## start
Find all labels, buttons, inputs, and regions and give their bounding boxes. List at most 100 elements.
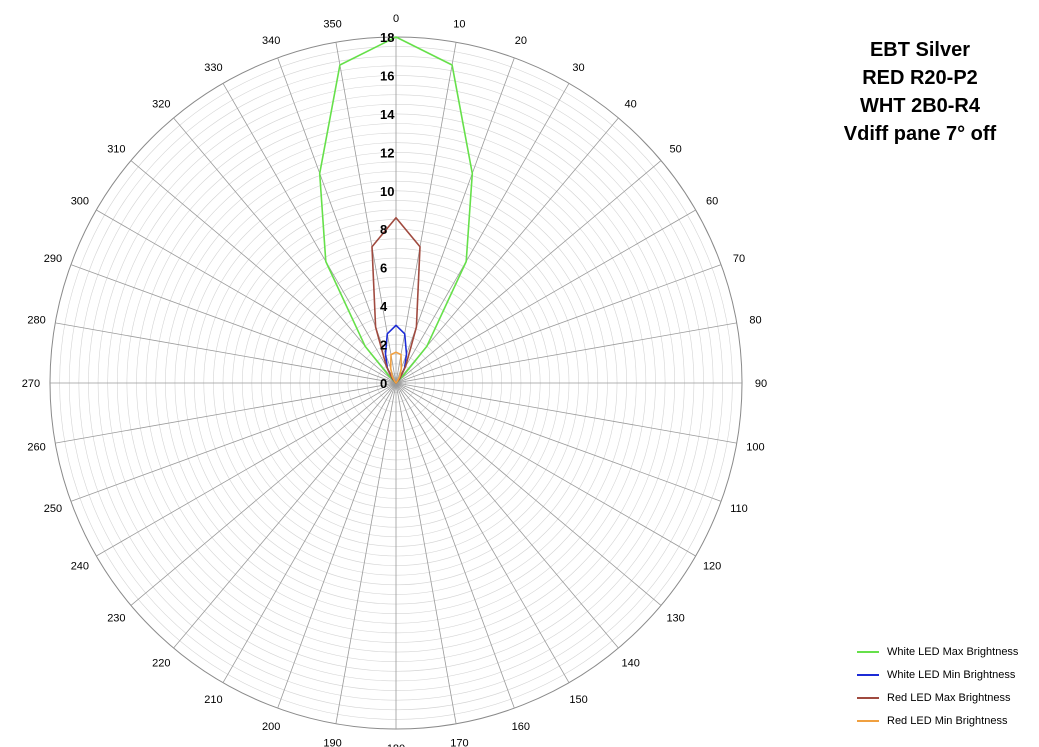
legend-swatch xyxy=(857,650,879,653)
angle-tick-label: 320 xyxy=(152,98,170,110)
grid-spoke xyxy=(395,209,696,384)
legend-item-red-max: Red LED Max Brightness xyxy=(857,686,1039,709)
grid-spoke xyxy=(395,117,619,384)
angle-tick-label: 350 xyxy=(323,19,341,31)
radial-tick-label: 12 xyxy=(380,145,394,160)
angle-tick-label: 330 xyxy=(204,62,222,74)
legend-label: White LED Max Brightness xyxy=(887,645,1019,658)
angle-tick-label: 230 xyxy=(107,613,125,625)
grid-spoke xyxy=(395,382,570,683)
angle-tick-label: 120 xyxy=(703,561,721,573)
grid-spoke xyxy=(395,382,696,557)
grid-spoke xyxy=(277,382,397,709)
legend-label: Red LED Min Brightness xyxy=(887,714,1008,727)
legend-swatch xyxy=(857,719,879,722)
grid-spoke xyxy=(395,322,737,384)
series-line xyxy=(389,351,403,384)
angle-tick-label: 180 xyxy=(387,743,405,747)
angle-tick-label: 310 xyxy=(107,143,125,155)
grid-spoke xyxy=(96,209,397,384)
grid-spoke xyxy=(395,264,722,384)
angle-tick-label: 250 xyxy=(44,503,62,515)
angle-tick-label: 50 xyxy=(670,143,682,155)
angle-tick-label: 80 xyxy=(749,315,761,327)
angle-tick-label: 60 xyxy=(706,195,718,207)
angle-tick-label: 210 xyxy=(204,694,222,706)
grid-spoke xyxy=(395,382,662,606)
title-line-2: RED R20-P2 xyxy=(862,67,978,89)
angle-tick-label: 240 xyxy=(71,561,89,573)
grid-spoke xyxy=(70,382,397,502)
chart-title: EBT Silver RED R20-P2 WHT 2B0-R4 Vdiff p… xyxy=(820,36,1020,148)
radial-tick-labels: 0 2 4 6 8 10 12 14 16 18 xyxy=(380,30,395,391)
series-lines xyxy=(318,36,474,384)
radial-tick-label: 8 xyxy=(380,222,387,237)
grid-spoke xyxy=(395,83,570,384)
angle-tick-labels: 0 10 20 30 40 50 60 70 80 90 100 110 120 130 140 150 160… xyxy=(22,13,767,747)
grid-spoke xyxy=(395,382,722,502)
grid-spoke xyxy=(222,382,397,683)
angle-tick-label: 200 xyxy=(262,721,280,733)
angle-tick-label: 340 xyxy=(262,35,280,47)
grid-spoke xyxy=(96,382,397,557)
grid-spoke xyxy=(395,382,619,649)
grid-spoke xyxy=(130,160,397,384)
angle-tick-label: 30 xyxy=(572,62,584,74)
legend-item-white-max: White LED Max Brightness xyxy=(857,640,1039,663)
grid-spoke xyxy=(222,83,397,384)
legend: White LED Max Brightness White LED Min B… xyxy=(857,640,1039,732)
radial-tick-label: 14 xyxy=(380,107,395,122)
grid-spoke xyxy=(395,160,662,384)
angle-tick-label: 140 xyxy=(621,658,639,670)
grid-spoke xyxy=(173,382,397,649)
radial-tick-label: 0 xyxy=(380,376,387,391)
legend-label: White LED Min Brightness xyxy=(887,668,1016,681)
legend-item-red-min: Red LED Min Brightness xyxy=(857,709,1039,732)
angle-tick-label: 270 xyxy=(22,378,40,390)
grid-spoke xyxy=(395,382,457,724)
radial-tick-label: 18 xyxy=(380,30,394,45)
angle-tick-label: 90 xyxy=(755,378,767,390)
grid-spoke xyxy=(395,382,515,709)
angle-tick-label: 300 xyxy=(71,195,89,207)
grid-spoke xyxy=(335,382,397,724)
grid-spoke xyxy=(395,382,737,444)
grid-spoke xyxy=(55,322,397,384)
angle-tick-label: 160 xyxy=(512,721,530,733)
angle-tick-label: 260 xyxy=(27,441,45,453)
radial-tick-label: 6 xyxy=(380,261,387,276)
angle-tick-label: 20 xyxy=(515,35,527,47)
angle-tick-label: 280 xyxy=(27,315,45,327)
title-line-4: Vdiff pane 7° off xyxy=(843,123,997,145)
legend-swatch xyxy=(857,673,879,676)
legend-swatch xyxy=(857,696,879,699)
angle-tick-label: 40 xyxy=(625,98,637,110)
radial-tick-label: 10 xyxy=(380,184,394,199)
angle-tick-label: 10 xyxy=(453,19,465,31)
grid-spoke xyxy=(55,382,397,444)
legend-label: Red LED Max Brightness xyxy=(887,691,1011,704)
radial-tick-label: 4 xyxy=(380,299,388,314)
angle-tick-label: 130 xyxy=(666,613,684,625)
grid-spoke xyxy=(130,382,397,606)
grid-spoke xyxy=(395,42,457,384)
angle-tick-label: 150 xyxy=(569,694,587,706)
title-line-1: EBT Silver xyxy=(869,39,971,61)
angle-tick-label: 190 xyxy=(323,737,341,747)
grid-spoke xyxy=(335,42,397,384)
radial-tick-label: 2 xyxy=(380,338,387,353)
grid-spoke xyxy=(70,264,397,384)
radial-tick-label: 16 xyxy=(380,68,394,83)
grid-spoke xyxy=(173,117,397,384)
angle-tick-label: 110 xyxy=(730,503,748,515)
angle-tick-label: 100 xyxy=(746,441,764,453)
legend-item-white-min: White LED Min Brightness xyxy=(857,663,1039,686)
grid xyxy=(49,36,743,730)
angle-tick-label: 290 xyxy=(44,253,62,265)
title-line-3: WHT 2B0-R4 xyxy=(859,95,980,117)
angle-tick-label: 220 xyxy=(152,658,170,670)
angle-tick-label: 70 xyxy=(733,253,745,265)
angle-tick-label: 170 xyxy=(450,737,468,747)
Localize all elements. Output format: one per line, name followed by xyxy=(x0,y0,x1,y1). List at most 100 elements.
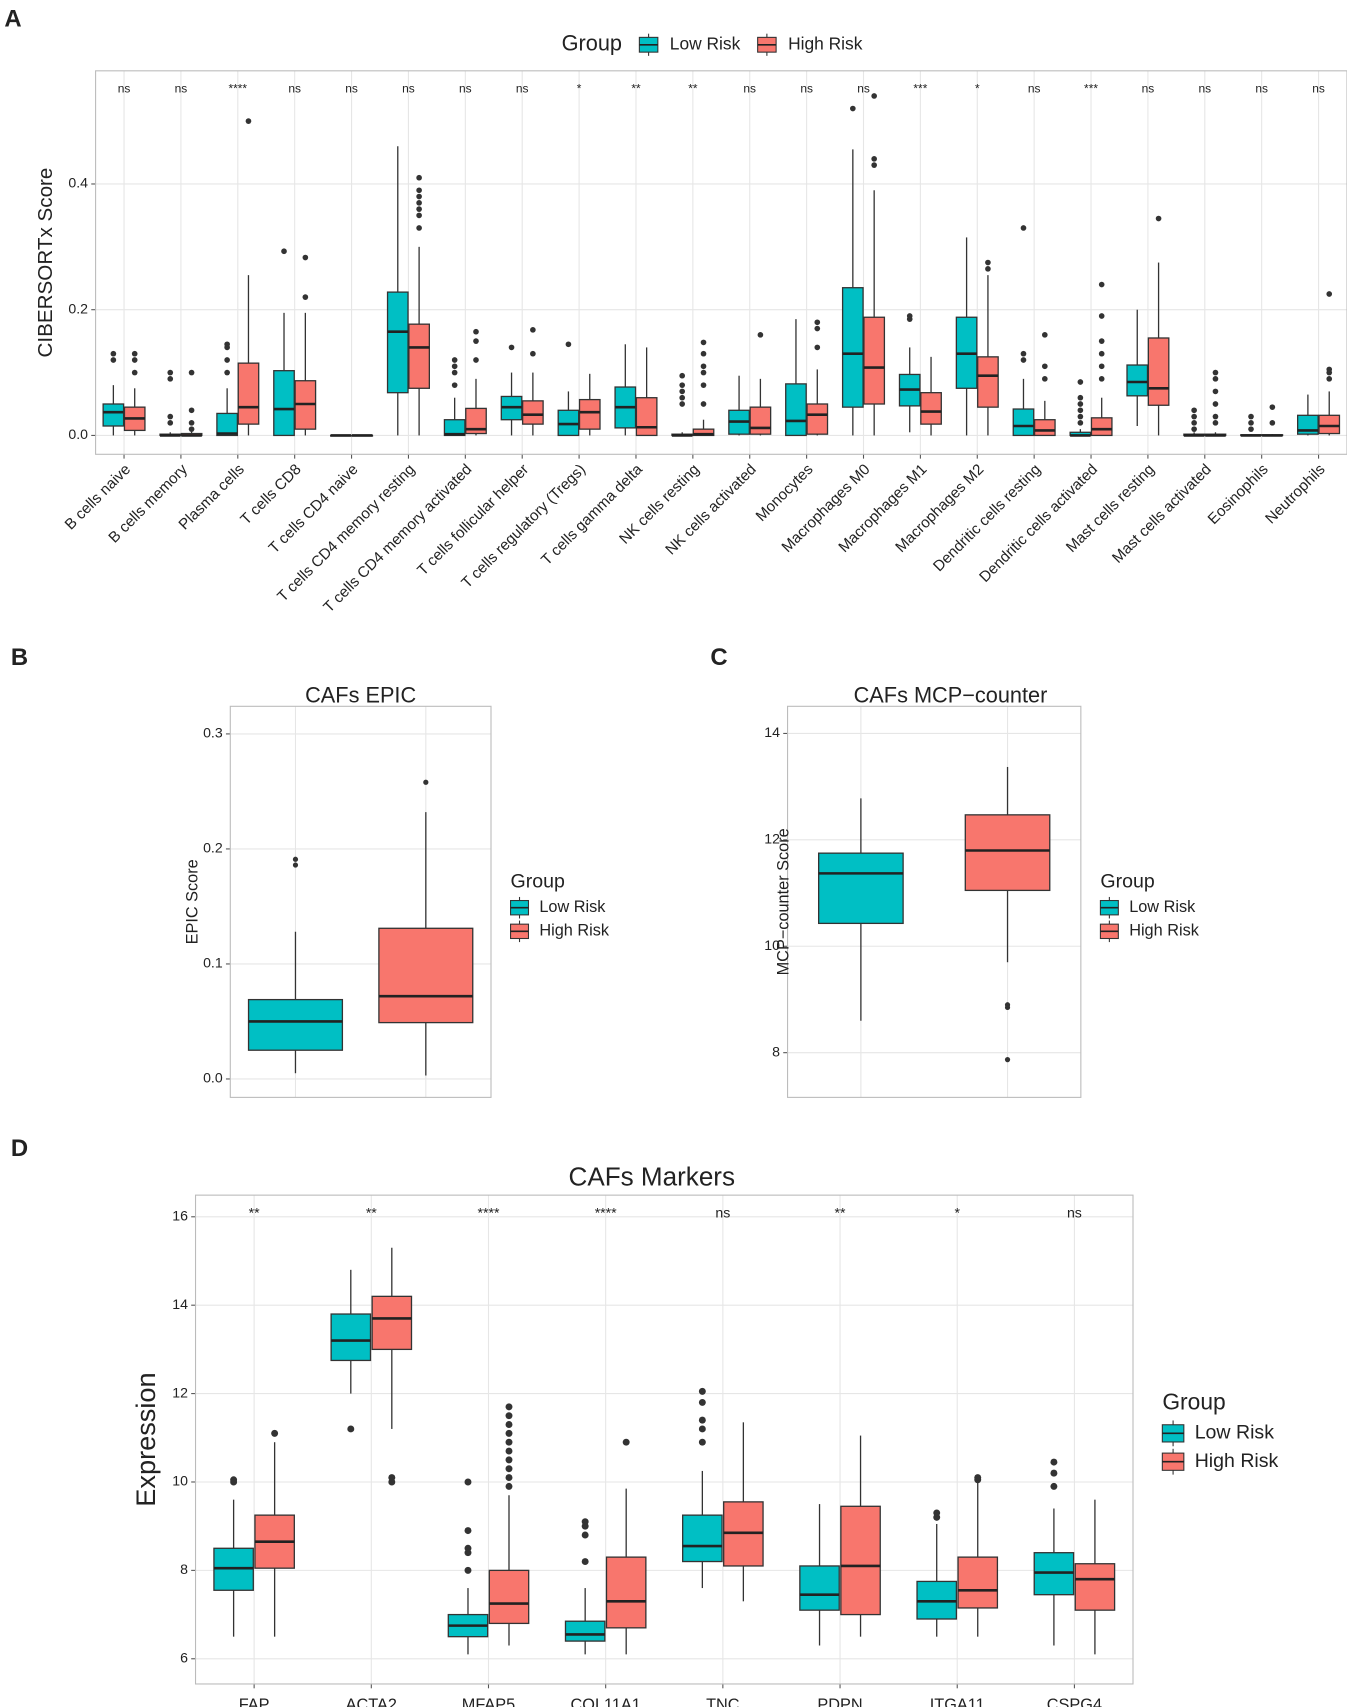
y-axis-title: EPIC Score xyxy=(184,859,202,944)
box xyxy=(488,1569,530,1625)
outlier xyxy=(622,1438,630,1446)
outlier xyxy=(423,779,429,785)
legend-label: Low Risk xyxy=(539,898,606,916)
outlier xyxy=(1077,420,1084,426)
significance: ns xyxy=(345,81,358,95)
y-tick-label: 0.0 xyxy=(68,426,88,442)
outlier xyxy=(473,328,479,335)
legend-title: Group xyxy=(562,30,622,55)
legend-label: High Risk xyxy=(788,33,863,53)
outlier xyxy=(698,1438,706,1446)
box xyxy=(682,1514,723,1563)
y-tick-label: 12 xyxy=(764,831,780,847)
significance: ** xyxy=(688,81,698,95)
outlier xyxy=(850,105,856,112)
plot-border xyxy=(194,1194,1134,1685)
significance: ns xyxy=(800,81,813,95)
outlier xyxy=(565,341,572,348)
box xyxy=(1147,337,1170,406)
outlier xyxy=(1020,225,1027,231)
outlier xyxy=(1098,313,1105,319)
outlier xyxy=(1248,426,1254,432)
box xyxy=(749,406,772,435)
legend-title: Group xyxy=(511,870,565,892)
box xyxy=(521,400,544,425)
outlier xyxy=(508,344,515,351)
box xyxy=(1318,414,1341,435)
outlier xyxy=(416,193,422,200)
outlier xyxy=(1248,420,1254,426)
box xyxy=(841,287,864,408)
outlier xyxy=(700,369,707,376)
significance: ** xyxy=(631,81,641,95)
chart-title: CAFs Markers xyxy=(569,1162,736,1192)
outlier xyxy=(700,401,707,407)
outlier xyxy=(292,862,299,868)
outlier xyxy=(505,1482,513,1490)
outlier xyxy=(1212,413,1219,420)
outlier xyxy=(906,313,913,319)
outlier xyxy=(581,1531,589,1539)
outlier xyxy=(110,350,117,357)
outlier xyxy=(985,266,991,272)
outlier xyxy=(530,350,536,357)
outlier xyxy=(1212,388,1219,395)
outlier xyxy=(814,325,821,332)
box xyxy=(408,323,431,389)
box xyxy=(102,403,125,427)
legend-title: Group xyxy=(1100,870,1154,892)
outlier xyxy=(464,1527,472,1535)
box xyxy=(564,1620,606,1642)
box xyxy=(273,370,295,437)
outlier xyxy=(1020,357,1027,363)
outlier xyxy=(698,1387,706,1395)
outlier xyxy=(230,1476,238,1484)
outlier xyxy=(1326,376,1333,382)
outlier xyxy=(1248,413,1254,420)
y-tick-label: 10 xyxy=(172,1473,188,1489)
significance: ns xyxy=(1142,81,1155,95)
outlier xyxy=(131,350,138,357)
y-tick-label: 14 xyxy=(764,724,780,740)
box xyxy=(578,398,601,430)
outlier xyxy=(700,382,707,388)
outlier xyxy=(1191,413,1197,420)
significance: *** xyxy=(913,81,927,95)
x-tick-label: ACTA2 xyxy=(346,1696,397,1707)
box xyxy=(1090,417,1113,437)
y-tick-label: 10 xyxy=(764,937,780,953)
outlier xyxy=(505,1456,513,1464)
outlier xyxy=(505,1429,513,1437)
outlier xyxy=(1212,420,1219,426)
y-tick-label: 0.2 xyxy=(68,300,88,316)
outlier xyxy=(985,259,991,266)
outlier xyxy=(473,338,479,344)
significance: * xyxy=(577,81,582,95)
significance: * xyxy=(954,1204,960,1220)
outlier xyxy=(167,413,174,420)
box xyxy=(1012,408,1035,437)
## end
WHAT THE TASK REQUIRES
Pull out every line in the rows above that contains the string "Risk", matching case exactly.

WRITTEN ANSWER
legend-label: Low Risk xyxy=(539,898,606,916)
legend-label: High Risk xyxy=(788,33,863,53)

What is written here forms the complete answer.